=== Your task ===
Your answer should be a single number: the count of lines that include "presented".

=== Data for processing ===
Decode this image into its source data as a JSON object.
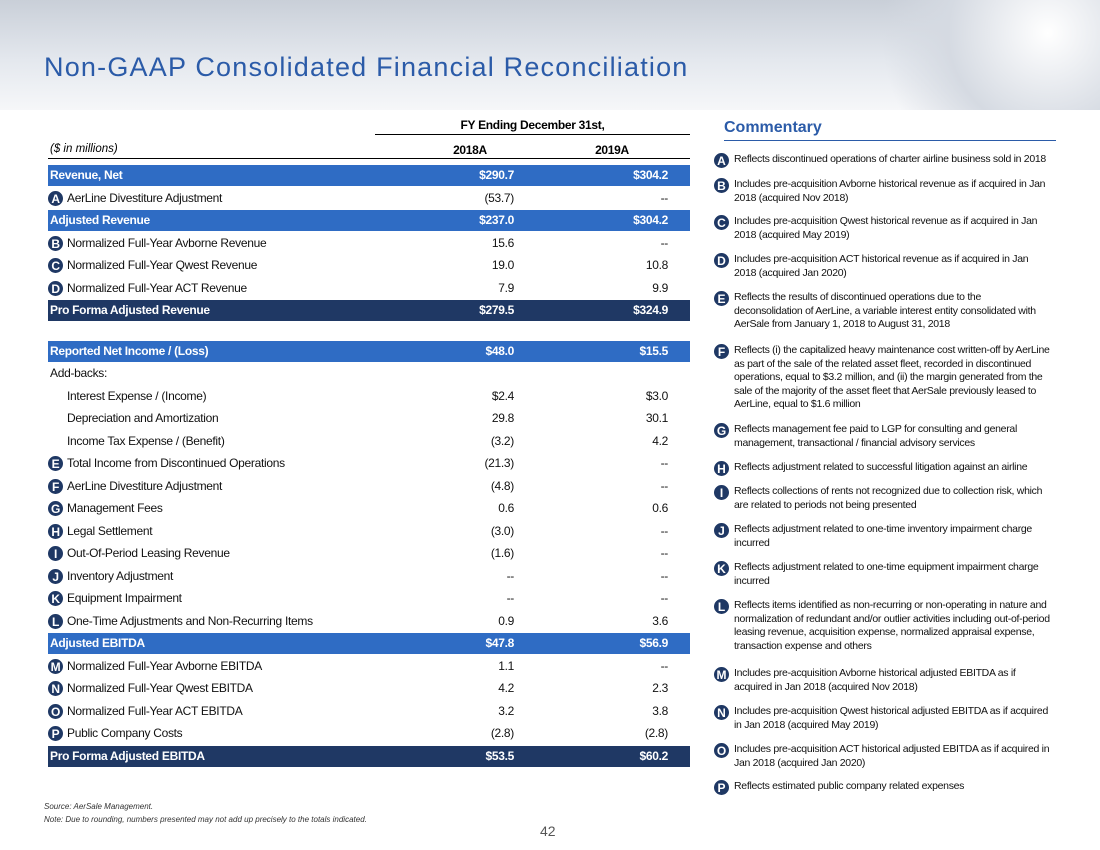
{
  "header": {
    "title": "Non-GAAP Consolidated Financial Reconciliation"
  },
  "table": {
    "period": "FY Ending December 31st,",
    "units": "($ in millions)",
    "columns": [
      "2018A",
      "2019A"
    ],
    "rows": [
      {
        "label": "Revenue, Net",
        "kind": "subtotal",
        "values": [
          "$290.7",
          "$304.2"
        ]
      },
      {
        "marker": "A",
        "label": "AerLine Divestiture Adjustment",
        "kind": "item",
        "values": [
          "(53.7)",
          "--"
        ]
      },
      {
        "label": "Adjusted Revenue",
        "kind": "subtotal",
        "values": [
          "$237.0",
          "$304.2"
        ]
      },
      {
        "marker": "B",
        "label": "Normalized Full-Year Avborne Revenue",
        "kind": "item",
        "values": [
          "15.6",
          "--"
        ]
      },
      {
        "marker": "C",
        "label": "Normalized Full-Year Qwest Revenue",
        "kind": "item",
        "values": [
          "19.0",
          "10.8"
        ]
      },
      {
        "marker": "D",
        "label": "Normalized Full-Year ACT Revenue",
        "kind": "item",
        "values": [
          "7.9",
          "9.9"
        ]
      },
      {
        "label": "Pro Forma Adjusted Revenue",
        "kind": "total",
        "values": [
          "$279.5",
          "$324.9"
        ]
      },
      {
        "label": "Reported Net Income / (Loss)",
        "kind": "subtotal",
        "values": [
          "$48.0",
          "$15.5"
        ]
      },
      {
        "label": "Add-backs:",
        "kind": "plain"
      },
      {
        "label": "Interest Expense / (Income)",
        "kind": "indent",
        "values": [
          "$2.4",
          "$3.0"
        ]
      },
      {
        "label": "Depreciation and Amortization",
        "kind": "indent",
        "values": [
          "29.8",
          "30.1"
        ]
      },
      {
        "label": "Income Tax Expense / (Benefit)",
        "kind": "indent",
        "values": [
          "(3.2)",
          "4.2"
        ]
      },
      {
        "marker": "E",
        "label": "Total Income from Discontinued Operations",
        "kind": "item",
        "values": [
          "(21.3)",
          "--"
        ]
      },
      {
        "marker": "F",
        "label": "AerLine Divestiture Adjustment",
        "kind": "item",
        "values": [
          "(4.8)",
          "--"
        ]
      },
      {
        "marker": "G",
        "label": "Management Fees",
        "kind": "item",
        "values": [
          "0.6",
          "0.6"
        ]
      },
      {
        "marker": "H",
        "label": "Legal Settlement",
        "kind": "item",
        "values": [
          "(3.0)",
          "--"
        ]
      },
      {
        "marker": "I",
        "label": "Out-Of-Period Leasing Revenue",
        "kind": "item",
        "values": [
          "(1.6)",
          "--"
        ]
      },
      {
        "marker": "J",
        "label": "Inventory Adjustment",
        "kind": "item",
        "values": [
          "--",
          "--"
        ]
      },
      {
        "marker": "K",
        "label": "Equipment Impairment",
        "kind": "item",
        "values": [
          "--",
          "--"
        ]
      },
      {
        "marker": "L",
        "label": "One-Time Adjustments and Non-Recurring Items",
        "kind": "item",
        "values": [
          "0.9",
          "3.6"
        ]
      },
      {
        "label": "Adjusted EBITDA",
        "kind": "subtotal",
        "values": [
          "$47.8",
          "$56.9"
        ]
      },
      {
        "marker": "M",
        "label": "Normalized Full-Year Avborne EBITDA",
        "kind": "item",
        "values": [
          "1.1",
          "--"
        ]
      },
      {
        "marker": "N",
        "label": "Normalized Full-Year Qwest EBITDA",
        "kind": "item",
        "values": [
          "4.2",
          "2.3"
        ]
      },
      {
        "marker": "O",
        "label": "Normalized Full-Year ACT EBITDA",
        "kind": "item",
        "values": [
          "3.2",
          "3.8"
        ]
      },
      {
        "marker": "P",
        "label": "Public Company Costs",
        "kind": "item",
        "values": [
          "(2.8)",
          "(2.8)"
        ]
      },
      {
        "label": "Pro Forma Adjusted EBITDA",
        "kind": "total",
        "values": [
          "$53.5",
          "$60.2"
        ]
      }
    ]
  },
  "commentary": {
    "title": "Commentary",
    "items": [
      {
        "marker": "A",
        "text": "Reflects discontinued operations of charter airline business sold in 2018"
      },
      {
        "marker": "B",
        "text": "Includes pre-acquisition Avborne historical revenue as if acquired in Jan 2018 (acquired Nov 2018)"
      },
      {
        "marker": "C",
        "text": "Includes pre-acquisition Qwest historical revenue as if acquired in Jan 2018 (acquired May 2019)"
      },
      {
        "marker": "D",
        "text": "Includes pre-acquisition ACT historical revenue as if acquired in Jan 2018 (acquired Jan 2020)"
      },
      {
        "marker": "E",
        "text": "Reflects the results of discontinued operations due to the deconsolidation of AerLine, a variable interest entity consolidated with AerSale from January 1, 2018 to August 31, 2018"
      },
      {
        "marker": "F",
        "text": "Reflects (i) the capitalized heavy maintenance cost written-off by AerLine as part of the sale of the related asset fleet, recorded in discontinued operations, equal to $3.2 million, and (ii) the margin generated from the sale of the majority of the asset fleet that AerSale previously leased to AerLine, equal to $1.6 million"
      },
      {
        "marker": "G",
        "text": "Reflects management fee paid to LGP for consulting and general management, transactional / financial advisory services"
      },
      {
        "marker": "H",
        "text": "Reflects adjustment related to successful litigation against an airline"
      },
      {
        "marker": "I",
        "text": "Reflects collections of rents not recognized due to collection risk, which are related to periods not being presented"
      },
      {
        "marker": "J",
        "text": "Reflects adjustment related to one-time inventory impairment charge incurred"
      },
      {
        "marker": "K",
        "text": "Reflects adjustment related to one-time equipment impairment charge incurred"
      },
      {
        "marker": "L",
        "text": "Reflects items identified as non-recurring or non-operating in nature and normalization of redundant and/or outlier activities including out-of-period leasing revenue, acquisition expense, normalized appraisal expense, transaction expense and others"
      },
      {
        "marker": "M",
        "text": "Includes pre-acquisition Avborne historical adjusted EBITDA as if acquired in Jan 2018 (acquired Nov 2018)"
      },
      {
        "marker": "N",
        "text": "Includes pre-acquisition Qwest historical adjusted EBITDA as if acquired in Jan 2018 (acquired May 2019)"
      },
      {
        "marker": "O",
        "text": "Includes pre-acquisition ACT historical adjusted EBITDA as if acquired in Jan 2018 (acquired Jan 2020)"
      },
      {
        "marker": "P",
        "text": "Reflects estimated public company related expenses"
      }
    ]
  },
  "footer": {
    "source": "Source: AerSale Management.",
    "note": "Note: Due to rounding, numbers presented may not add up precisely to the totals indicated.",
    "page": "42"
  }
}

=== Answer ===
2